◆ Task ◆
Every entry that follows should be repeated exactly; drop the images.

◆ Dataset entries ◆

——————

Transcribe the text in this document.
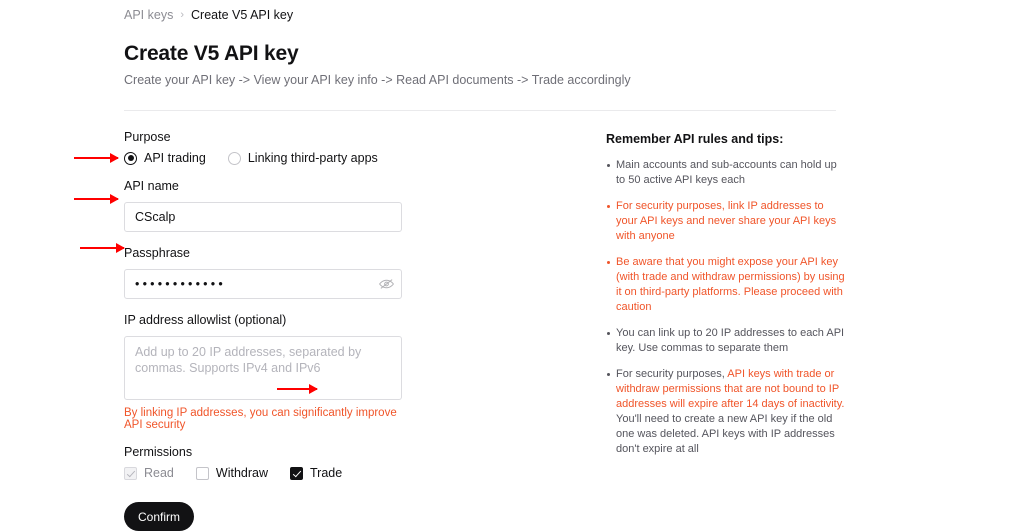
API keys › Create V5 API key
Create V5 API key
Create your API key -> View your API key info -> Read API documents -> Trade accordingly
Purpose
API trading	Linking third-party apps
API name
CScalp
Passphrase
••••••••••••
IP address allowlist (optional)
Add up to 20 IP addresses, separated by commas. Supports IPv4 and IPv6
By linking IP addresses, you can significantly improve API security
Permissions
Read	Withdraw	Trade
Confirm
Remember API rules and tips:
Main accounts and sub-accounts can hold up to 50 active API keys each
For security purposes, link IP addresses to your API keys and never share your API keys with anyone
Be aware that you might expose your API key (with trade and withdraw permissions) by using it on third-party platforms. Please proceed with caution
You can link up to 20 IP addresses to each API key. Use commas to separate them
For security purposes, API keys with trade or withdraw permissions that are not bound to IP addresses will expire after 14 days of inactivity. You'll need to create a new API key if the old one was deleted. API keys with IP addresses don't expire at all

——————

◆ Result for this exercise ◆
Transcribe the text in this document.
API keys › Create V5 API key
Create V5 API key
Create your API key -> View your API key info -> Read API documents -> Trade accordingly
Purpose
API trading	Linking third-party apps
API name
CScalp
Passphrase
••••••••••••
IP address allowlist (optional)
Add up to 20 IP addresses, separated by commas. Supports IPv4 and IPv6
By linking IP addresses, you can significantly improve API security
Permissions
Read	Withdraw	Trade
Confirm
Remember API rules and tips:
Main accounts and sub-accounts can hold up to 50 active API keys each
For security purposes, link IP addresses to your API keys and never share your API keys with anyone
Be aware that you might expose your API key (with trade and withdraw permissions) by using it on third-party platforms. Please proceed with caution
You can link up to 20 IP addresses to each API key. Use commas to separate them
For security purposes, API keys with trade or withdraw permissions that are not bound to IP addresses will expire after 14 days of inactivity. You'll need to create a new API key if the old one was deleted. API keys with IP addresses don't expire at all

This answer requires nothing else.